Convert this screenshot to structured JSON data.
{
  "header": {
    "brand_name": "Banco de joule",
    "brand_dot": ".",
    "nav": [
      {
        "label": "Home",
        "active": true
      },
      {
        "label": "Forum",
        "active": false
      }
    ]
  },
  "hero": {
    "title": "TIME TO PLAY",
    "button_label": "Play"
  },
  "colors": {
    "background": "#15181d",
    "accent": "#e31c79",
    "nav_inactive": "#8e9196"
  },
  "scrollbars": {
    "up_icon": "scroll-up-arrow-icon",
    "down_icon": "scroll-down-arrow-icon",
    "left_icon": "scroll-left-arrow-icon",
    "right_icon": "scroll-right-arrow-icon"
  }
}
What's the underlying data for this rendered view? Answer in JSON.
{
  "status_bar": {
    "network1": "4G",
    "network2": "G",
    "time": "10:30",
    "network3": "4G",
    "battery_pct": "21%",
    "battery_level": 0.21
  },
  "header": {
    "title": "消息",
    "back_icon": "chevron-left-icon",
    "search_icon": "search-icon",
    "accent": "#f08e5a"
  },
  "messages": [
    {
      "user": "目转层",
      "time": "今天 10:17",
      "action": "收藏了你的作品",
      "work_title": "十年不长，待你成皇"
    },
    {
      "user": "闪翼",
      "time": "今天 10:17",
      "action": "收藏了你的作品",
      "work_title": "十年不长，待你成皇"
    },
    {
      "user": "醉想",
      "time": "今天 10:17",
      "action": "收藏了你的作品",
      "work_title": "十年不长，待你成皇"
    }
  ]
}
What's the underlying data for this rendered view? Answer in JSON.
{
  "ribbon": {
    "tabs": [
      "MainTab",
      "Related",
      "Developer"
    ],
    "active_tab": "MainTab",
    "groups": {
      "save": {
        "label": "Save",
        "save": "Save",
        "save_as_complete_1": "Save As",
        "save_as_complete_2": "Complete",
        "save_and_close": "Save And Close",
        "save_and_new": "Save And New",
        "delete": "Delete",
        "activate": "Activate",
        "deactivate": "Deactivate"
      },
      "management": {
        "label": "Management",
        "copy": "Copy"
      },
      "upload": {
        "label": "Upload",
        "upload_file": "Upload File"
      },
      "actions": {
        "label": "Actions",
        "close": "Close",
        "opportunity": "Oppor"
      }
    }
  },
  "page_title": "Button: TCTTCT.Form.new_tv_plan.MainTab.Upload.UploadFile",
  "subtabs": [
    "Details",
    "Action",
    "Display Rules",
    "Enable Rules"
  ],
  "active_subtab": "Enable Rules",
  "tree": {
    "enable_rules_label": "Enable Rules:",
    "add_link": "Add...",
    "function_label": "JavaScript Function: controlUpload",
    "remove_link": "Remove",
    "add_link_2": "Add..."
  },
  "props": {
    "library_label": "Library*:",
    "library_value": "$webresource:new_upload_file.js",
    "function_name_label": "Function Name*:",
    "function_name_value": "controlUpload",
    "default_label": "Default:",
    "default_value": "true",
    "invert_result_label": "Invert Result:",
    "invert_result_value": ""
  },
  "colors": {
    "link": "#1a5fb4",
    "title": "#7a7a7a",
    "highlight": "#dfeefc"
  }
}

####

**PROBLEM**
Repeat the material above in full, quoting it exactly.

**EXERCISE SOLUTION**
Convert this screenshot to structured JSON data.
{
  "header": {
    "brand_name": "Banco de joule",
    "brand_dot": ".",
    "nav": [
      {
        "label": "Home",
        "active": true
      },
      {
        "label": "Forum",
        "active": false
      }
    ]
  },
  "hero": {
    "title": "TIME TO PLAY",
    "button_label": "Play"
  },
  "colors": {
    "background": "#15181d",
    "accent": "#e31c79",
    "nav_inactive": "#8e9196"
  },
  "scrollbars": {
    "up_icon": "scroll-up-arrow-icon",
    "down_icon": "scroll-down-arrow-icon",
    "left_icon": "scroll-left-arrow-icon",
    "right_icon": "scroll-right-arrow-icon"
  }
}
What's the underlying data for this rendered view? Answer in JSON.
{
  "status_bar": {
    "network1": "4G",
    "network2": "G",
    "time": "10:30",
    "network3": "4G",
    "battery_pct": "21%",
    "battery_level": 0.21
  },
  "header": {
    "title": "消息",
    "back_icon": "chevron-left-icon",
    "search_icon": "search-icon",
    "accent": "#f08e5a"
  },
  "messages": [
    {
      "user": "目转层",
      "time": "今天 10:17",
      "action": "收藏了你的作品",
      "work_title": "十年不长，待你成皇"
    },
    {
      "user": "闪翼",
      "time": "今天 10:17",
      "action": "收藏了你的作品",
      "work_title": "十年不长，待你成皇"
    },
    {
      "user": "醉想",
      "time": "今天 10:17",
      "action": "收藏了你的作品",
      "work_title": "十年不长，待你成皇"
    }
  ]
}
What's the underlying data for this rendered view? Answer in JSON.
{
  "ribbon": {
    "tabs": [
      "MainTab",
      "Related",
      "Developer"
    ],
    "active_tab": "MainTab",
    "groups": {
      "save": {
        "label": "Save",
        "save": "Save",
        "save_as_complete_1": "Save As",
        "save_as_complete_2": "Complete",
        "save_and_close": "Save And Close",
        "save_and_new": "Save And New",
        "delete": "Delete",
        "activate": "Activate",
        "deactivate": "Deactivate"
      },
      "management": {
        "label": "Management",
        "copy": "Copy"
      },
      "upload": {
        "label": "Upload",
        "upload_file": "Upload File"
      },
      "actions": {
        "label": "Actions",
        "close": "Close",
        "opportunity": "Oppor"
      }
    }
  },
  "page_title": "Button: TCTTCT.Form.new_tv_plan.MainTab.Upload.UploadFile",
  "subtabs": [
    "Details",
    "Action",
    "Display Rules",
    "Enable Rules"
  ],
  "active_subtab": "Enable Rules",
  "tree": {
    "enable_rules_label": "Enable Rules:",
    "add_link": "Add...",
    "function_label": "JavaScript Function: controlUpload",
    "remove_link": "Remove",
    "add_link_2": "Add..."
  },
  "props": {
    "library_label": "Library*:",
    "library_value": "$webresource:new_upload_file.js",
    "function_name_label": "Function Name*:",
    "function_name_value": "controlUpload",
    "default_label": "Default:",
    "default_value": "true",
    "invert_result_label": "Invert Result:",
    "invert_result_value": ""
  },
  "colors": {
    "link": "#1a5fb4",
    "title": "#7a7a7a",
    "highlight": "#dfeefc"
  }
}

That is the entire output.